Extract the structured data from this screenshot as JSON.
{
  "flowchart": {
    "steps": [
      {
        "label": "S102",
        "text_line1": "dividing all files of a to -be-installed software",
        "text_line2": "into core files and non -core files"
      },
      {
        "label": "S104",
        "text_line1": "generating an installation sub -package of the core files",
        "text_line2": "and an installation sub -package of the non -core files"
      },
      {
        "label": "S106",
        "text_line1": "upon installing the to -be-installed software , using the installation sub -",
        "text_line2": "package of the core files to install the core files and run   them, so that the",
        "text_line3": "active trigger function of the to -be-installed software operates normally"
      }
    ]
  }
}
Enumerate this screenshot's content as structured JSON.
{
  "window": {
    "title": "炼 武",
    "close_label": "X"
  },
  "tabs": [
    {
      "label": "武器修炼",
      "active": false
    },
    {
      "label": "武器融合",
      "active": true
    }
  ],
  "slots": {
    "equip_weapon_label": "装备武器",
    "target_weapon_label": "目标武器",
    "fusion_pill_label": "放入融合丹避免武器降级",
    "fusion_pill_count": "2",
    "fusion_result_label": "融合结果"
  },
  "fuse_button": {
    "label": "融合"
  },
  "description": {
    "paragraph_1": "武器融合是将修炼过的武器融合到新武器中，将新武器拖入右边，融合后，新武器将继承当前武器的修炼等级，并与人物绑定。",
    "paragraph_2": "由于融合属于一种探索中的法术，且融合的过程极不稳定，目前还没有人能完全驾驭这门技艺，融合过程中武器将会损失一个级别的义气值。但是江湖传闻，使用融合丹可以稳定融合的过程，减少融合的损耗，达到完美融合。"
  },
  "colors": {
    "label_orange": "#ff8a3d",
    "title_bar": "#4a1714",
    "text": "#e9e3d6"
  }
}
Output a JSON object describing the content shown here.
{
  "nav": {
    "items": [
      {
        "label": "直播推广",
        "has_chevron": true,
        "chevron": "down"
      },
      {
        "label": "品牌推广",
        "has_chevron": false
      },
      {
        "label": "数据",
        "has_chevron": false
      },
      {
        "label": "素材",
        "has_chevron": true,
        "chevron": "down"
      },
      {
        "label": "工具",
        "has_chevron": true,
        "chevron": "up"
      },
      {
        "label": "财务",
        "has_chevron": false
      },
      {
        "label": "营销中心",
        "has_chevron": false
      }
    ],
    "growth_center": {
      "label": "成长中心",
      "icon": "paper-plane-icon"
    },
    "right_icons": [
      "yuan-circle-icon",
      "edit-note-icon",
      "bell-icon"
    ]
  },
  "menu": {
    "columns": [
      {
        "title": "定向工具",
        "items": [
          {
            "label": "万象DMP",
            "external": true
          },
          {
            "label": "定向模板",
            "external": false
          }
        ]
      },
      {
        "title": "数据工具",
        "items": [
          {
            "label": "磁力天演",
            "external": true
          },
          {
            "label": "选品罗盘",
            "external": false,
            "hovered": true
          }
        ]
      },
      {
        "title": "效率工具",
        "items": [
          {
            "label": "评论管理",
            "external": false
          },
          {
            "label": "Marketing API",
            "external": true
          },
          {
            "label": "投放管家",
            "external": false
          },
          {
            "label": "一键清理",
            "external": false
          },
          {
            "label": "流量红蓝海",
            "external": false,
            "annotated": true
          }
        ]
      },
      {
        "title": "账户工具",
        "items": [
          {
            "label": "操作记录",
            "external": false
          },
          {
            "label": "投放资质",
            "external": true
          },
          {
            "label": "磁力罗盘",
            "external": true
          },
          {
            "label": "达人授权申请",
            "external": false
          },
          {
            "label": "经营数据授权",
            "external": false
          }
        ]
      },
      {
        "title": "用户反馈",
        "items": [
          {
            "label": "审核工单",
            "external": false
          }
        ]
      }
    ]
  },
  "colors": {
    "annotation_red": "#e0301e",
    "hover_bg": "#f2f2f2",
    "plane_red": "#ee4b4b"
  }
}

**Objective:**
Check each line of these records for the string "package" and state only how many lines have it.

**Finished exercise:**
3